Requirement – Check each line of the records below and collect those that include the word "triangle".

Data provided –
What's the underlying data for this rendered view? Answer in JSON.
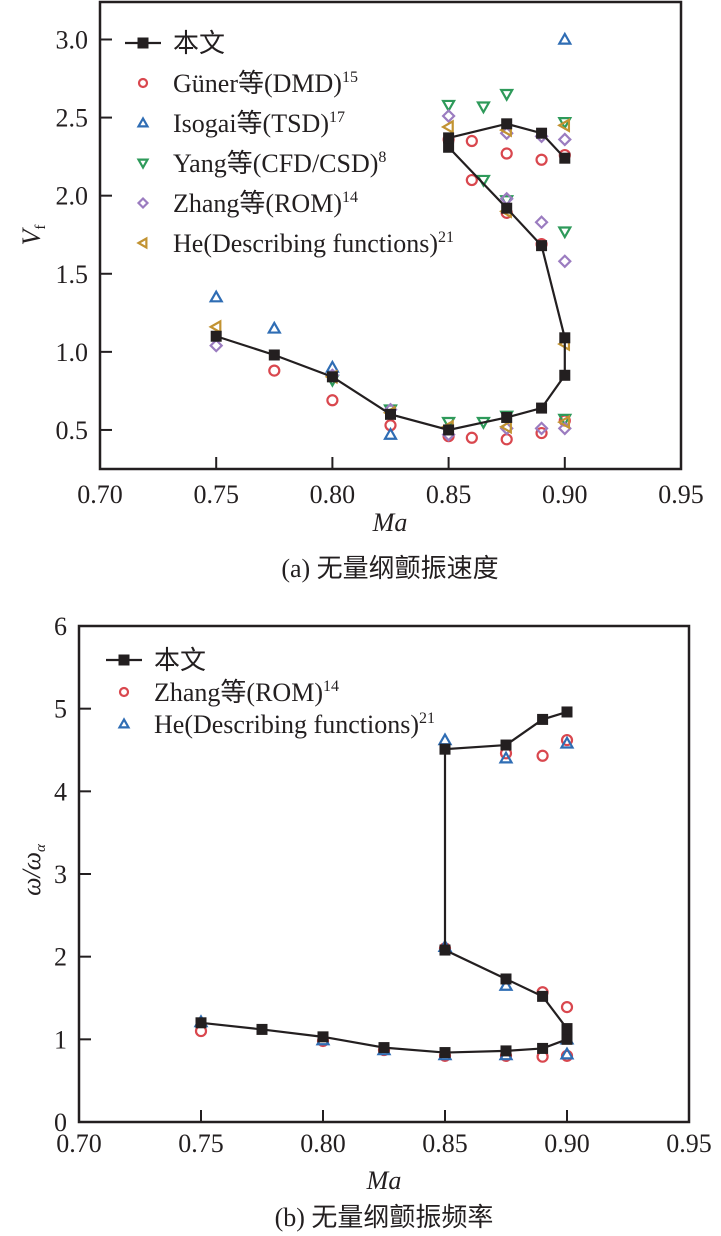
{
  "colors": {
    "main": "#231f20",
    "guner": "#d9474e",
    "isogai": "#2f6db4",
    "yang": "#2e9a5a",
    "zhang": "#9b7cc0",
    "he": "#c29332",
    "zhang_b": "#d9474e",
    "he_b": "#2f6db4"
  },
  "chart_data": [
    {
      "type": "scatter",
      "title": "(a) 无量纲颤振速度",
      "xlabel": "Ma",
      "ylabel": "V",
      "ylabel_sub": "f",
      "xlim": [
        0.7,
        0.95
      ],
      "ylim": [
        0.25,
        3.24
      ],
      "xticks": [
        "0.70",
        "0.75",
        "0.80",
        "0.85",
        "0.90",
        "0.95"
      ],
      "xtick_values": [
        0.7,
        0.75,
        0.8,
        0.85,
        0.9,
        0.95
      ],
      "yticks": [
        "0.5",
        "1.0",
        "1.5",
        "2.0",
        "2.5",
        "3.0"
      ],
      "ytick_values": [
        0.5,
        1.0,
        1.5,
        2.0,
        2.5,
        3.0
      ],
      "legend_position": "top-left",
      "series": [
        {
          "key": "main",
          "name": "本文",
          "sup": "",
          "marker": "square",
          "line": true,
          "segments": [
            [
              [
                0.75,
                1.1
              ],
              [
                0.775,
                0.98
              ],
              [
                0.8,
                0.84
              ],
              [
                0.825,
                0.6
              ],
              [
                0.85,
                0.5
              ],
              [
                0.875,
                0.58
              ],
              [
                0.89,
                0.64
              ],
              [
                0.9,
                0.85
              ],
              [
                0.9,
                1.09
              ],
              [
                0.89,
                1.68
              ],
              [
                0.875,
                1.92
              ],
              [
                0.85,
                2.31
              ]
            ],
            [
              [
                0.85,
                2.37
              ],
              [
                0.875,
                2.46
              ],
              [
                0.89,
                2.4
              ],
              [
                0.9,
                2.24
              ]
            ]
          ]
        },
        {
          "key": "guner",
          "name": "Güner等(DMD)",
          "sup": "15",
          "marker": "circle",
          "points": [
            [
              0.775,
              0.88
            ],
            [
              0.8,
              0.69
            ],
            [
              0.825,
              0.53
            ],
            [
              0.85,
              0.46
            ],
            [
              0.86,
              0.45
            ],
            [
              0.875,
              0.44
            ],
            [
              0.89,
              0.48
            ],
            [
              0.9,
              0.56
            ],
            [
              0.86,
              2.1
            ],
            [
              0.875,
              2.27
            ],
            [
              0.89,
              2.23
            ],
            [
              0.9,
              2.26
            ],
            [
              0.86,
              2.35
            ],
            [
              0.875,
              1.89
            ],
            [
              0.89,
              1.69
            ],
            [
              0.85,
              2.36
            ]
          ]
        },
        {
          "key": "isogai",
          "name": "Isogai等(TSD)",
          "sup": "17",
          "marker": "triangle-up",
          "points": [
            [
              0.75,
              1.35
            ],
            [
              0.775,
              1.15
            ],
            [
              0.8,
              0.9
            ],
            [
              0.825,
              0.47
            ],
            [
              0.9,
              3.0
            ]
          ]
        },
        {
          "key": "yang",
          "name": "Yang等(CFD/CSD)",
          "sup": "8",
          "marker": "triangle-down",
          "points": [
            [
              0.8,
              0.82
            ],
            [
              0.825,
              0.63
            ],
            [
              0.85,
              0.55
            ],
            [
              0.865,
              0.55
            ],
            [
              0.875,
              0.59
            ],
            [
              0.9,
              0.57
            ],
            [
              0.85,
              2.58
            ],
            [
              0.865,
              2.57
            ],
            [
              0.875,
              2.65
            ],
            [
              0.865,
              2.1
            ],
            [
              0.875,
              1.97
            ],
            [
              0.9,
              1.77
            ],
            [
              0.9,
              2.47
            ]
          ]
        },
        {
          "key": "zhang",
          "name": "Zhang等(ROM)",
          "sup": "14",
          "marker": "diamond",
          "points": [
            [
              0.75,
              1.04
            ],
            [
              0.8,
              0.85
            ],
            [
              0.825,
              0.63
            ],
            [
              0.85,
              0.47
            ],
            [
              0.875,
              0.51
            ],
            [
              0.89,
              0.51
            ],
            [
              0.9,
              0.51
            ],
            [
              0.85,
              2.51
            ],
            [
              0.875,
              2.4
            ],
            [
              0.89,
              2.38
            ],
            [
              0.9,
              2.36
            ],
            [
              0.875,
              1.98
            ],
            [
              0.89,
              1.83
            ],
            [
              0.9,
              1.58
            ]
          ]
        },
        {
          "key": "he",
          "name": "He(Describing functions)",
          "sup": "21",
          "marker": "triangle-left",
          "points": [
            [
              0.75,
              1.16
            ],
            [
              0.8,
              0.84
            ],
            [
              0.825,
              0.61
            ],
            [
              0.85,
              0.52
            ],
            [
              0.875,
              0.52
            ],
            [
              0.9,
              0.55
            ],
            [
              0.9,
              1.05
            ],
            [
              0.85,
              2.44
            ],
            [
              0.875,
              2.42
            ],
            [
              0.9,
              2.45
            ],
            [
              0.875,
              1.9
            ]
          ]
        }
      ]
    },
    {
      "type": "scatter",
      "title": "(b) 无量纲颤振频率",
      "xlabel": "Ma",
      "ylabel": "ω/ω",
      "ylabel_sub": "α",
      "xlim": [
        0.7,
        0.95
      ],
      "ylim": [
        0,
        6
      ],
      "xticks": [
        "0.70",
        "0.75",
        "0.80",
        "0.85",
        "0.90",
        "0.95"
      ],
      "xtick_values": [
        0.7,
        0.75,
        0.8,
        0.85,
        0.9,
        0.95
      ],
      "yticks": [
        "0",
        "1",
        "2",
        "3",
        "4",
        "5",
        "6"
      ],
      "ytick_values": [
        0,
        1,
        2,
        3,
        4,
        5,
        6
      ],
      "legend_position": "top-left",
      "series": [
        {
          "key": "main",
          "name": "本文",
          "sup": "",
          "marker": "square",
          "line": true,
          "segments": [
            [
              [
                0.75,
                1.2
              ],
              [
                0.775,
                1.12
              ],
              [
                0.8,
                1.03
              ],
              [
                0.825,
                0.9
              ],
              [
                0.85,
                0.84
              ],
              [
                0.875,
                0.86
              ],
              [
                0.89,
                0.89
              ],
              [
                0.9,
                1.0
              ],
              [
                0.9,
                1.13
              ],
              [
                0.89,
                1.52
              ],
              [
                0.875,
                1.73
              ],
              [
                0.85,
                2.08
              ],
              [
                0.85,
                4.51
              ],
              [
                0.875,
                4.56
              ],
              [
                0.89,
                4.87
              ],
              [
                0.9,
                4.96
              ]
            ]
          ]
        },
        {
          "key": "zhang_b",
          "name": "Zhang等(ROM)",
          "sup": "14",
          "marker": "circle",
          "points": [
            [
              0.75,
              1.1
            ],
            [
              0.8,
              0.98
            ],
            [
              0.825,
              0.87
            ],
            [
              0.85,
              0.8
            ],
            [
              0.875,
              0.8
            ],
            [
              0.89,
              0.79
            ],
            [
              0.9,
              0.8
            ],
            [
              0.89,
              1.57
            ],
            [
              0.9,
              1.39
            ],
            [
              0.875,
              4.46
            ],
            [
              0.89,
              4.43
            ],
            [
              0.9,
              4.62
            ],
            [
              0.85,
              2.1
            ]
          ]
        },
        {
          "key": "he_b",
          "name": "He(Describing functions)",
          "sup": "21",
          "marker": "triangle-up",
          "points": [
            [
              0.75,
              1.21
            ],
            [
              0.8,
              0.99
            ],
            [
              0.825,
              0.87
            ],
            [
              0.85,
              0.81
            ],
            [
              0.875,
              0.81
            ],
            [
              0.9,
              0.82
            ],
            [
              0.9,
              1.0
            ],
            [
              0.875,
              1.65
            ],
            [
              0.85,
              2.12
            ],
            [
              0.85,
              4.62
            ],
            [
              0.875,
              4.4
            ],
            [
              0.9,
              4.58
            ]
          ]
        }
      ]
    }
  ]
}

Finished exercise –
          "marker": "triangle-up",
          "marker": "triangle-down",
          "marker": "triangle-left",
          "marker": "triangle-up",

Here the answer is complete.